Beneath this task is a listing. State how many of its lines include the string "name", giving nothing but the number.

* start MATERIAL TO PROCESS *

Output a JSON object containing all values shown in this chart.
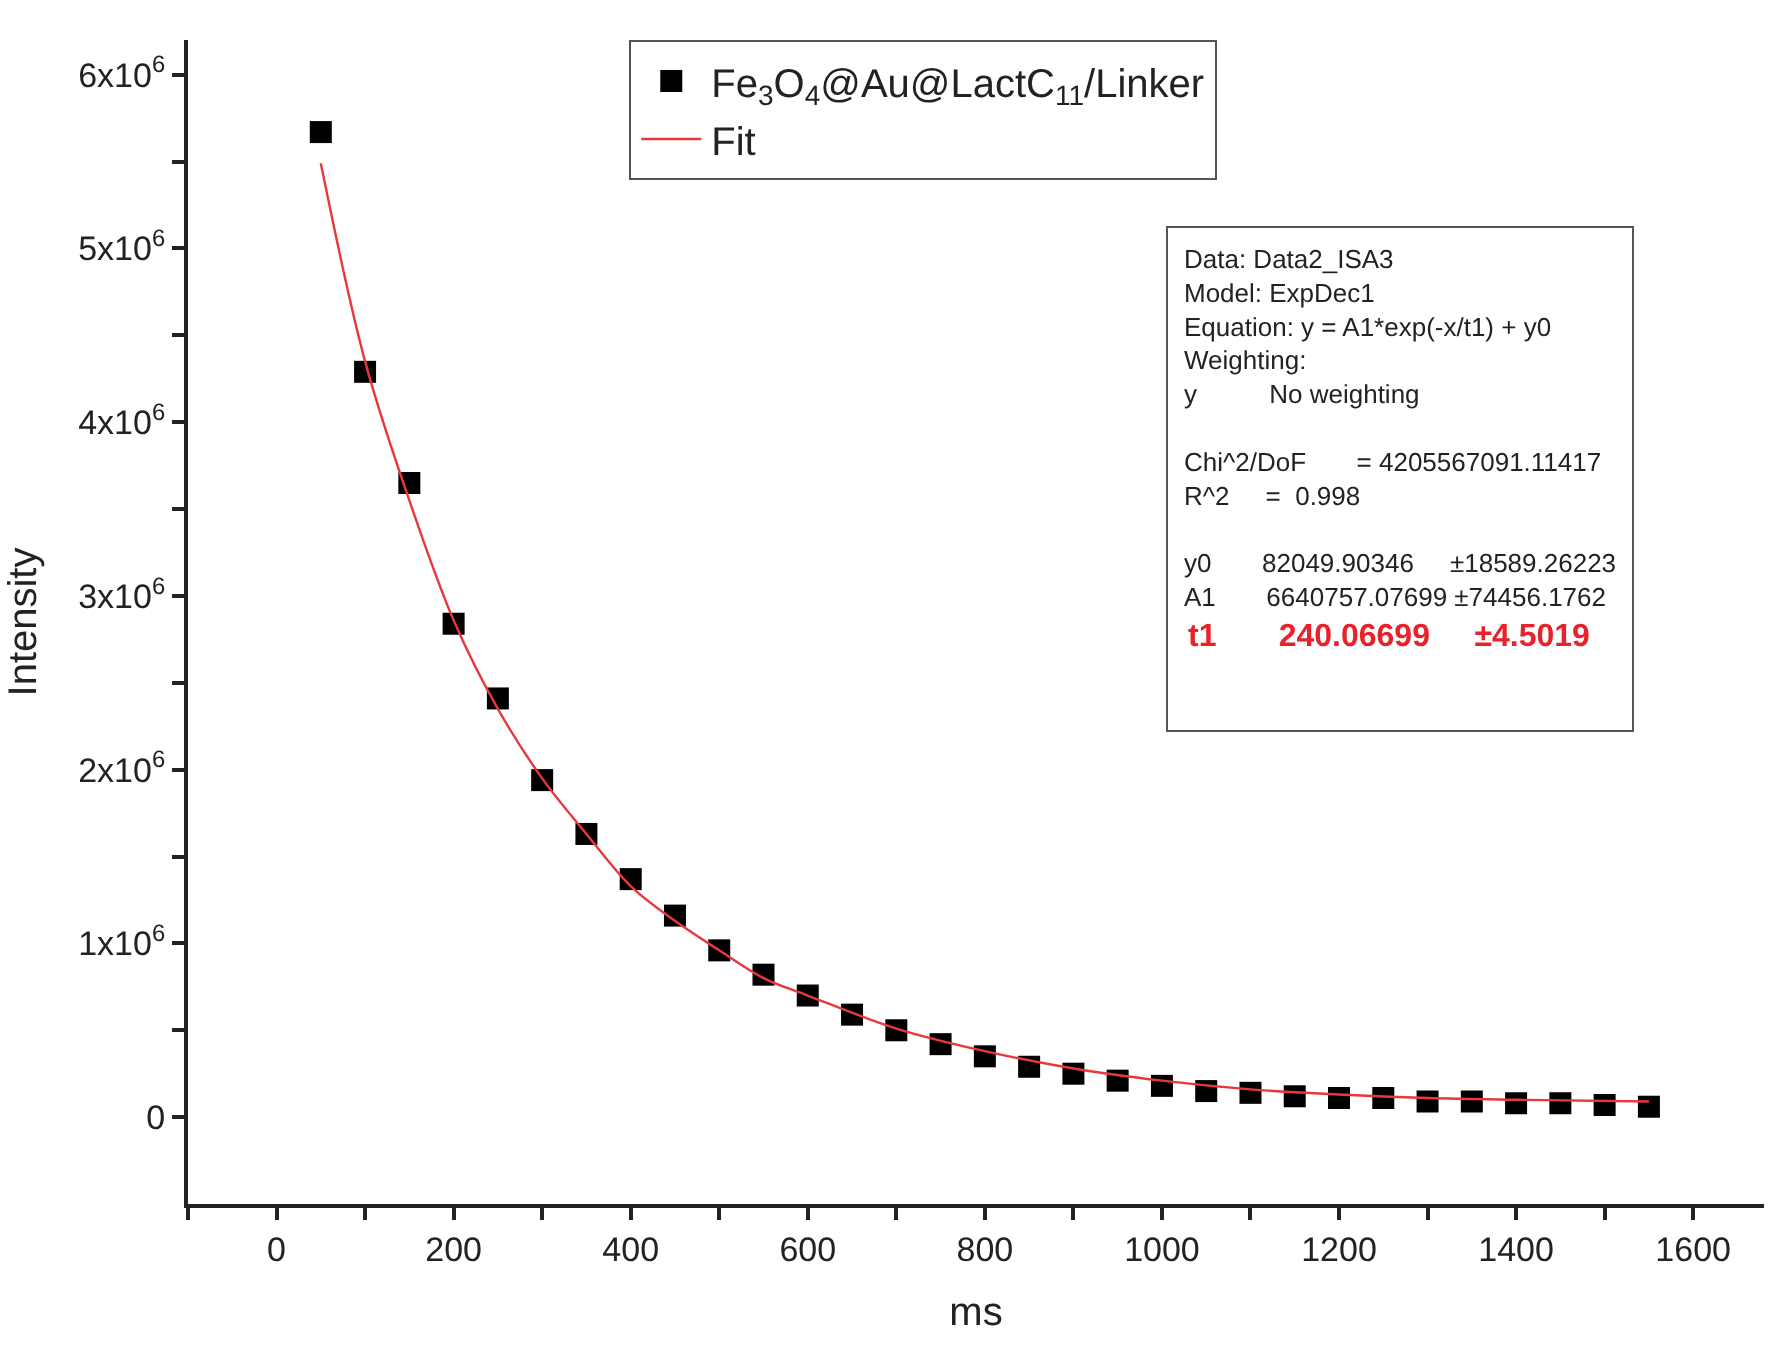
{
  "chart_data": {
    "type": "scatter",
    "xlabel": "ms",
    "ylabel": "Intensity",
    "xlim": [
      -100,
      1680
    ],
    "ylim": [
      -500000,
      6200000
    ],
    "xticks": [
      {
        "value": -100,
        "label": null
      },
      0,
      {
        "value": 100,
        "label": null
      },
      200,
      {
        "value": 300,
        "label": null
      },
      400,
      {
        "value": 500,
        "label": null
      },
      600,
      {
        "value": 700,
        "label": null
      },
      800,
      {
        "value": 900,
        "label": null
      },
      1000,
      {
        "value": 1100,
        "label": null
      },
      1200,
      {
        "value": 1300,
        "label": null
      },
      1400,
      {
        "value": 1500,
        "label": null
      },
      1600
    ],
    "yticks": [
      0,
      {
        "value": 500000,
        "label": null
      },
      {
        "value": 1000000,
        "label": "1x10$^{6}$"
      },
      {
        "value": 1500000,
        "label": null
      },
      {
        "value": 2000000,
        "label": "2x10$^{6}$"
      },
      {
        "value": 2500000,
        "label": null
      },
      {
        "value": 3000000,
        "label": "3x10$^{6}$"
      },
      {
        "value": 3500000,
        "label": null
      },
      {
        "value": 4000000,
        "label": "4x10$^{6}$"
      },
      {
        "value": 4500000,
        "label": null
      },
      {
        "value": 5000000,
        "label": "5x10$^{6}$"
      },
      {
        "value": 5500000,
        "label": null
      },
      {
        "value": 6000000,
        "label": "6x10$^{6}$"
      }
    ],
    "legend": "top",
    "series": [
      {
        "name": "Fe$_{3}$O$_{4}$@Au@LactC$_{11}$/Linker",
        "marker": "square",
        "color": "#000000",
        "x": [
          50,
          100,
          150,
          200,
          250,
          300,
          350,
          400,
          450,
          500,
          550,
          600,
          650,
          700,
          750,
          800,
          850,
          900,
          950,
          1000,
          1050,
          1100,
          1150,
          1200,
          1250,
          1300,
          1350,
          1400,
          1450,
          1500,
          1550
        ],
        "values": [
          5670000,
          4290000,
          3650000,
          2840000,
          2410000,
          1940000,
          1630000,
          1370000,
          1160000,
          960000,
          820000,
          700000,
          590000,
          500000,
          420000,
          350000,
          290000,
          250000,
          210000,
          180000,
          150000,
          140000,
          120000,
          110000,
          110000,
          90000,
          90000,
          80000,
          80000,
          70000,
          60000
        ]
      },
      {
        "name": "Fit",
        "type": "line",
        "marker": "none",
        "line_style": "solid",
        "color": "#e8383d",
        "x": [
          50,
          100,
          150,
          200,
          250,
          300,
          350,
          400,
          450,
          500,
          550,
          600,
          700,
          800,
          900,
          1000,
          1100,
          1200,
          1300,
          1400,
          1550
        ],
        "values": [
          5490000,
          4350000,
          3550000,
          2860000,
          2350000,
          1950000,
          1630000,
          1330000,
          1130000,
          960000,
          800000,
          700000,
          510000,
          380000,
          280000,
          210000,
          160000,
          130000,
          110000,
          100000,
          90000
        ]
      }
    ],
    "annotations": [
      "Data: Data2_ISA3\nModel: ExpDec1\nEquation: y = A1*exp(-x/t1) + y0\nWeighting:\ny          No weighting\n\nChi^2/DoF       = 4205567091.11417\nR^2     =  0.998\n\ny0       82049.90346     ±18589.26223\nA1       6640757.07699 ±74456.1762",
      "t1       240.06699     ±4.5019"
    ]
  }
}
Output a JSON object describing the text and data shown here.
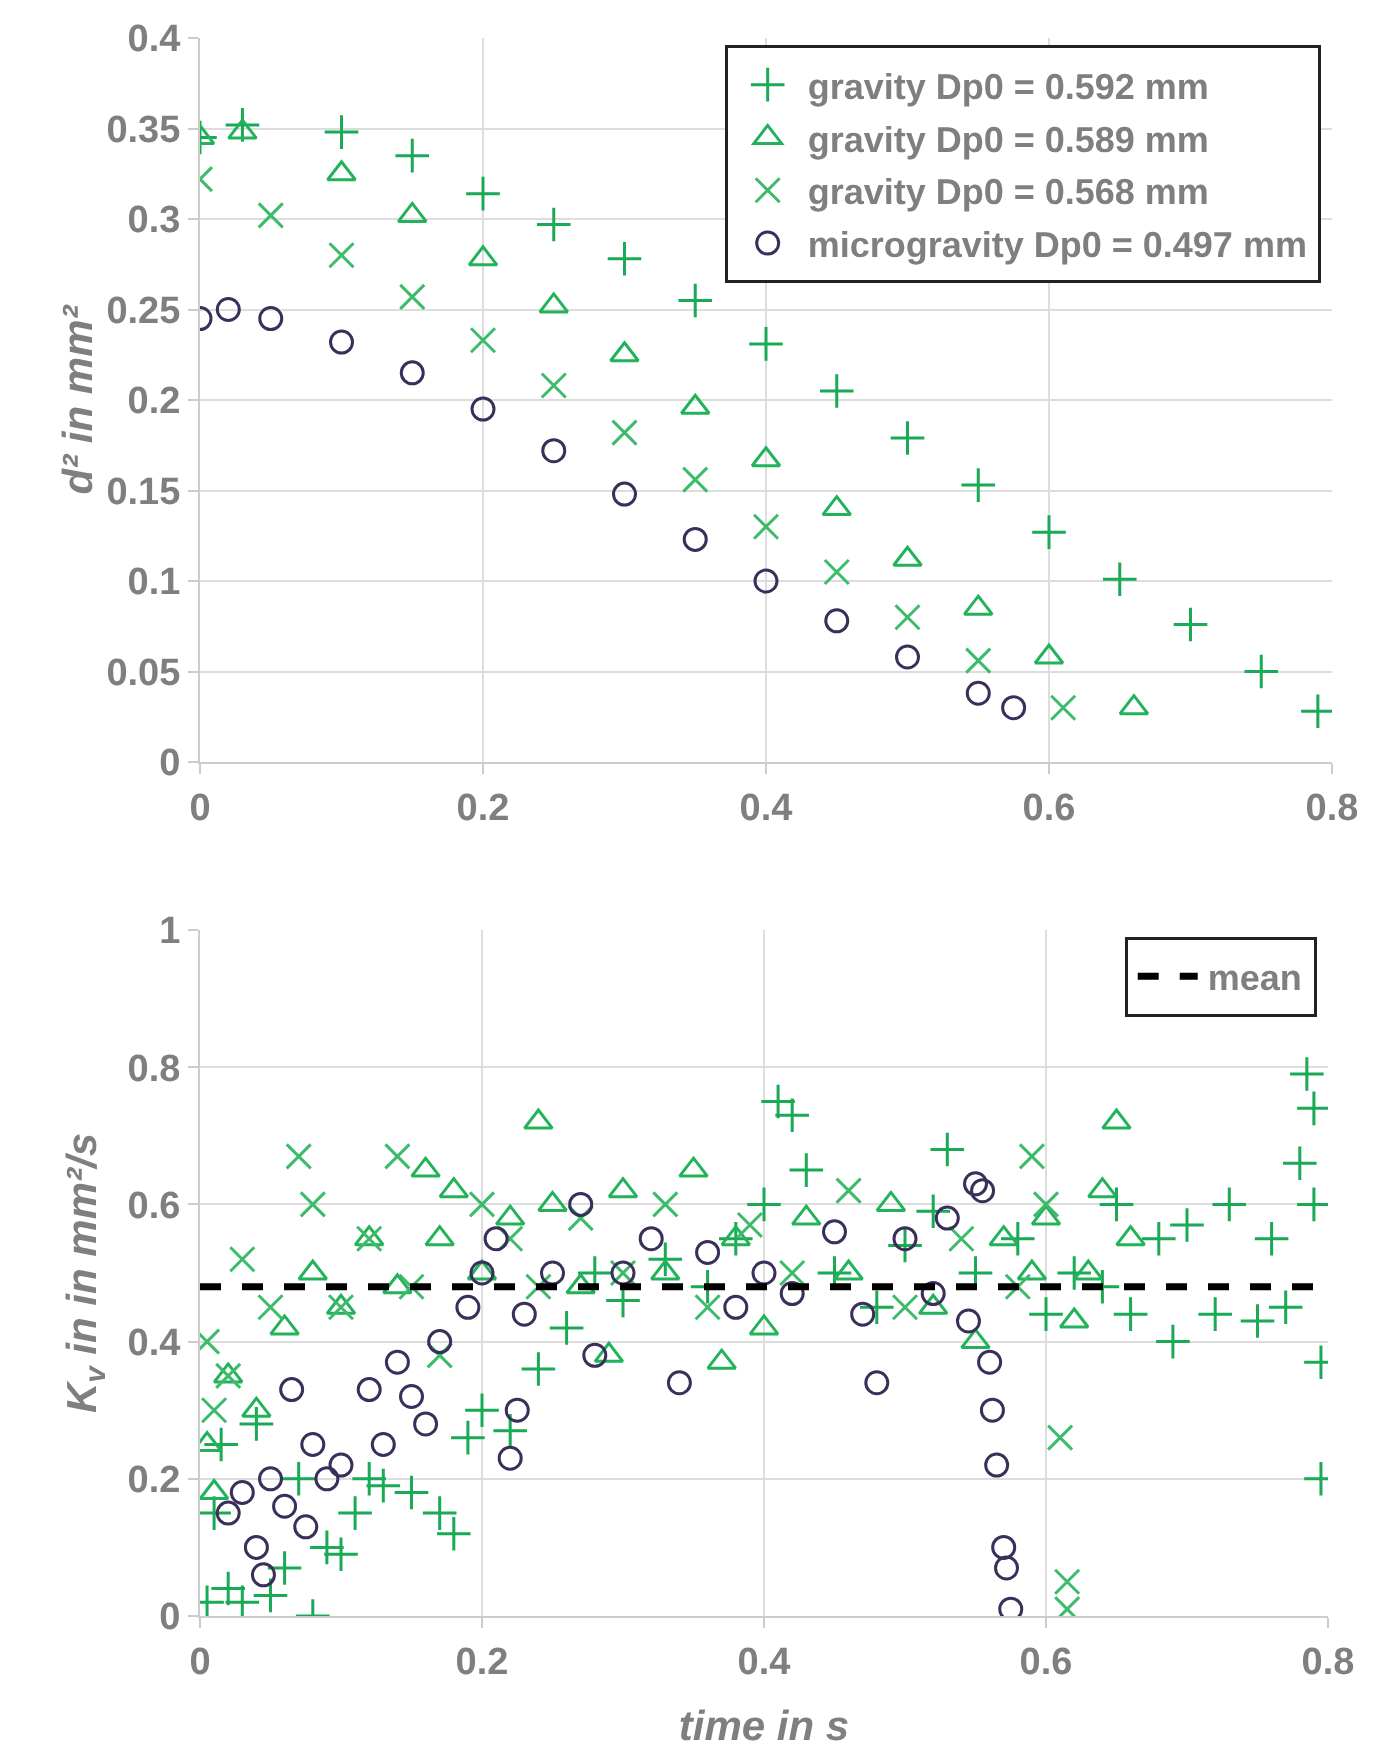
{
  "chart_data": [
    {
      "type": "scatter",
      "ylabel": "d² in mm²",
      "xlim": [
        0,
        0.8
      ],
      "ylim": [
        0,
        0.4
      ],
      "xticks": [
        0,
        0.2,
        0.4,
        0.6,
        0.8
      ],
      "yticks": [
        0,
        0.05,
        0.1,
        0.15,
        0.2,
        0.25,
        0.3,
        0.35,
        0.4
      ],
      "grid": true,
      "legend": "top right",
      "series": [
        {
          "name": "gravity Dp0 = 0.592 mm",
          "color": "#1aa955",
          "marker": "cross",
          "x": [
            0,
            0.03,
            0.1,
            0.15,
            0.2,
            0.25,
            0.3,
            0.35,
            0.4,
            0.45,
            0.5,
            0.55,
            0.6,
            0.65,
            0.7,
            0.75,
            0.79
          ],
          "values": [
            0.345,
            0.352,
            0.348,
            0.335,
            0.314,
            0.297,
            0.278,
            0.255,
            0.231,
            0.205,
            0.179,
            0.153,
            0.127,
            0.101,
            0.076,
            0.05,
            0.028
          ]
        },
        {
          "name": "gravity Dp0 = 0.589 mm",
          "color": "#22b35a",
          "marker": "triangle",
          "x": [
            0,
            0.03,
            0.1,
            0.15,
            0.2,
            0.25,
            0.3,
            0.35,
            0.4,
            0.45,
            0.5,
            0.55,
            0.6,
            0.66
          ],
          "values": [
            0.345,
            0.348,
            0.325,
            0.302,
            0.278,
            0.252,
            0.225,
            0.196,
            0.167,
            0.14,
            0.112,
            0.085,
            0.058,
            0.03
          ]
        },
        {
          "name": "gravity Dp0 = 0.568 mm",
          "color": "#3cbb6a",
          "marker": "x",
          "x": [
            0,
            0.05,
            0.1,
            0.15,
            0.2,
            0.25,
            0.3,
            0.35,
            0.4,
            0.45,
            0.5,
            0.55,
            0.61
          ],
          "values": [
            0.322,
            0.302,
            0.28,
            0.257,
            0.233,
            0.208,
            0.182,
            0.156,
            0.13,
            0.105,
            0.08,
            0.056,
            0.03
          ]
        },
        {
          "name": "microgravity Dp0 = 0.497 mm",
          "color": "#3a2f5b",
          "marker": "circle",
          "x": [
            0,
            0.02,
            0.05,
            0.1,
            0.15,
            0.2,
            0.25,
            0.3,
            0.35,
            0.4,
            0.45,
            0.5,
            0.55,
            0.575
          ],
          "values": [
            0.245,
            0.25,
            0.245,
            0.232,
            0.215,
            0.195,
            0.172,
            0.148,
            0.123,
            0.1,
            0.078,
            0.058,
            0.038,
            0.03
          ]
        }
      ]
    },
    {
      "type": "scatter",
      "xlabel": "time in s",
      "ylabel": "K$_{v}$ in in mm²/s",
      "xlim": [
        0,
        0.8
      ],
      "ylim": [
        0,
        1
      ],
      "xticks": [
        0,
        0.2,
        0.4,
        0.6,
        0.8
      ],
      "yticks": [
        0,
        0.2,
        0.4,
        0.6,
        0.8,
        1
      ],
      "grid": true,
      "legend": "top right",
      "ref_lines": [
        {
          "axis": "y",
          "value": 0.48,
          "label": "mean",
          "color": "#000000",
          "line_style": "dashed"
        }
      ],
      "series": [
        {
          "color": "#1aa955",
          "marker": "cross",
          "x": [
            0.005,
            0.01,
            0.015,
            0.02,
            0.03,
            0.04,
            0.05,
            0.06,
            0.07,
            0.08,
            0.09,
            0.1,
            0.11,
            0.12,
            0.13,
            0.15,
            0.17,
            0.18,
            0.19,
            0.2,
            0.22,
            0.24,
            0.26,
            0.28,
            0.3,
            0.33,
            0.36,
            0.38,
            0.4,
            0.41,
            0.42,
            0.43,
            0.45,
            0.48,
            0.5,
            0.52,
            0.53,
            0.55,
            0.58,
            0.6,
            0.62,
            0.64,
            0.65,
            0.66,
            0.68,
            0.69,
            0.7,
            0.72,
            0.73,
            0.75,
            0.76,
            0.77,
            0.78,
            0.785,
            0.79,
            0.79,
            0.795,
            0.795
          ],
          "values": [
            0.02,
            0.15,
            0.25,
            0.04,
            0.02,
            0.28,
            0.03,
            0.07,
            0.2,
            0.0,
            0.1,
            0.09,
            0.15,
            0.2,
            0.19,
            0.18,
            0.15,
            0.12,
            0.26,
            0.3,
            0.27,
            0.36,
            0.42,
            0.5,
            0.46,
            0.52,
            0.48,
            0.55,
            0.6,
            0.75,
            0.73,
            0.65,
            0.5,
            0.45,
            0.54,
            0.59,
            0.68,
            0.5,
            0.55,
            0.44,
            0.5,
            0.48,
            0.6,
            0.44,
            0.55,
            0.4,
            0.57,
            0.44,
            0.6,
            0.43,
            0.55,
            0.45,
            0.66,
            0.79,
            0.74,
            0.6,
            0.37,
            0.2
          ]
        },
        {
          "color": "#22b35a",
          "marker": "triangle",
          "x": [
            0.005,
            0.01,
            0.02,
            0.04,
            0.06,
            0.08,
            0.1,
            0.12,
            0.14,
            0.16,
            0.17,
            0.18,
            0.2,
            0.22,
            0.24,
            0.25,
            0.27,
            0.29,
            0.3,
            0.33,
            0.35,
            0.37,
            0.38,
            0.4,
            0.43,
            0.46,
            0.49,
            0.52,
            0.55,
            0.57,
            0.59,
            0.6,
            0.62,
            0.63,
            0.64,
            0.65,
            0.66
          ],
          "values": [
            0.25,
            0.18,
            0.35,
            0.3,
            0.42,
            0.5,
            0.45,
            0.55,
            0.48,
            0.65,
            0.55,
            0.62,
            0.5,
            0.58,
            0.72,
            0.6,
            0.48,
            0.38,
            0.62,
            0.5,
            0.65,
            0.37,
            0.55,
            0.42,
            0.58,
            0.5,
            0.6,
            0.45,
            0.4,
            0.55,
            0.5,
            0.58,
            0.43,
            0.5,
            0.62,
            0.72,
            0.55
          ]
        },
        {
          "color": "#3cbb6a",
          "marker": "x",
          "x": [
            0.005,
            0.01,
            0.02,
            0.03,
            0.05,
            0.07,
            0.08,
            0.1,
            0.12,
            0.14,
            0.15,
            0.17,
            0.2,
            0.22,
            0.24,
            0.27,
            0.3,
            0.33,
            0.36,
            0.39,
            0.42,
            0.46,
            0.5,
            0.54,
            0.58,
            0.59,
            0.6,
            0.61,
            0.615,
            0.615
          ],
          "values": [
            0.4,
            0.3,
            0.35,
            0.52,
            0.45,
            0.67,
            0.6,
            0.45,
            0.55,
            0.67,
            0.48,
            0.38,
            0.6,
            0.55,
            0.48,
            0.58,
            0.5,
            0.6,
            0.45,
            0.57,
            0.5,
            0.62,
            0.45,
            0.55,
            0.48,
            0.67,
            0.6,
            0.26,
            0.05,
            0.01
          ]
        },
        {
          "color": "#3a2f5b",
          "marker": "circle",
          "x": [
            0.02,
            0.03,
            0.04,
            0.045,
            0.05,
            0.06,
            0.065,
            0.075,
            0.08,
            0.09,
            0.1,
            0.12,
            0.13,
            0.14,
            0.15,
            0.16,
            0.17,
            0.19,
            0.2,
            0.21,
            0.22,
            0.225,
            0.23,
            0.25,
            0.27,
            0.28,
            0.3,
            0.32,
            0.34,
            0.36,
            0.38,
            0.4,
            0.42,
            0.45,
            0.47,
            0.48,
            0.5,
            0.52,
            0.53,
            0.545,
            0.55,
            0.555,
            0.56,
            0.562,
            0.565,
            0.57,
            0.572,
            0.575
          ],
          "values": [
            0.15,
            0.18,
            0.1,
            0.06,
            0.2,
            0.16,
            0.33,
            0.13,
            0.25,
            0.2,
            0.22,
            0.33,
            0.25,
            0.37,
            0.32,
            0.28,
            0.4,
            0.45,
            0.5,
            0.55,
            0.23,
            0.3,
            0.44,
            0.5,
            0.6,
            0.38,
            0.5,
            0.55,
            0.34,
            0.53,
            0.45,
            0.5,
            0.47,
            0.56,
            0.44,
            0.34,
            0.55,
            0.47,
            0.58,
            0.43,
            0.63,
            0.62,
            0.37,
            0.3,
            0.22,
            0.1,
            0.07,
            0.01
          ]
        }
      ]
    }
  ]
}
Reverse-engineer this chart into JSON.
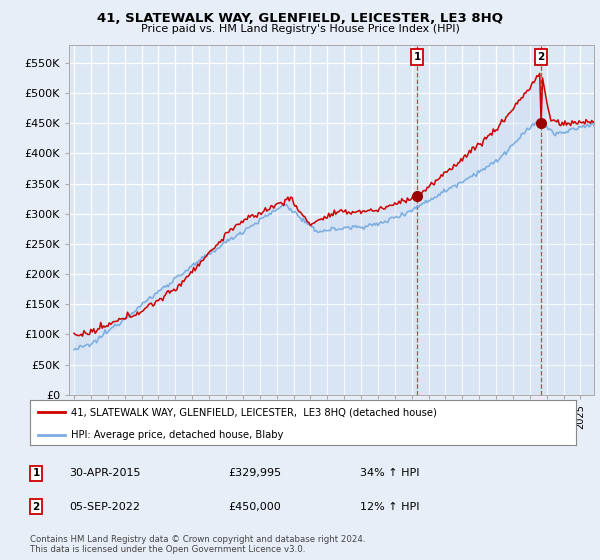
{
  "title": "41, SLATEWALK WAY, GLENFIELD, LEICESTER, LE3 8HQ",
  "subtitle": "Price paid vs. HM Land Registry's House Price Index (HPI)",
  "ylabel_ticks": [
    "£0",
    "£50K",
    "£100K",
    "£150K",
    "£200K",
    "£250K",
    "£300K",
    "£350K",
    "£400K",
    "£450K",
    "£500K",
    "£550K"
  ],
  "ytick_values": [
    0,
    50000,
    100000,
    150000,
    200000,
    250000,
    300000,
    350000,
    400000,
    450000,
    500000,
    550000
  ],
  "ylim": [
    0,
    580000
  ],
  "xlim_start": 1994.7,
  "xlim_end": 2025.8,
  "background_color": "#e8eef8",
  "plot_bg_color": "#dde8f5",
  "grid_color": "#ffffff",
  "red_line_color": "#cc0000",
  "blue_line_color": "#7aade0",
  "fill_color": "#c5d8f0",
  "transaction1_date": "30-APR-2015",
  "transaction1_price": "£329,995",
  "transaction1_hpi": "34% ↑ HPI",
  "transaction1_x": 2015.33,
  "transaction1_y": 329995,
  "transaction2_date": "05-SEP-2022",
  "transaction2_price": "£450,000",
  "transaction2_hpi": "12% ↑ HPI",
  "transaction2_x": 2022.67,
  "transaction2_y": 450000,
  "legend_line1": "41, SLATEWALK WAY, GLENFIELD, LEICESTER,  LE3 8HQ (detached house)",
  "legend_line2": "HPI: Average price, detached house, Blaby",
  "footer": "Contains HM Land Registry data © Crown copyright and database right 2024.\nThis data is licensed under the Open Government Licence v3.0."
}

* end MATERIAL TO PROCESS *

◆ WRITTEN REPLY ◆
6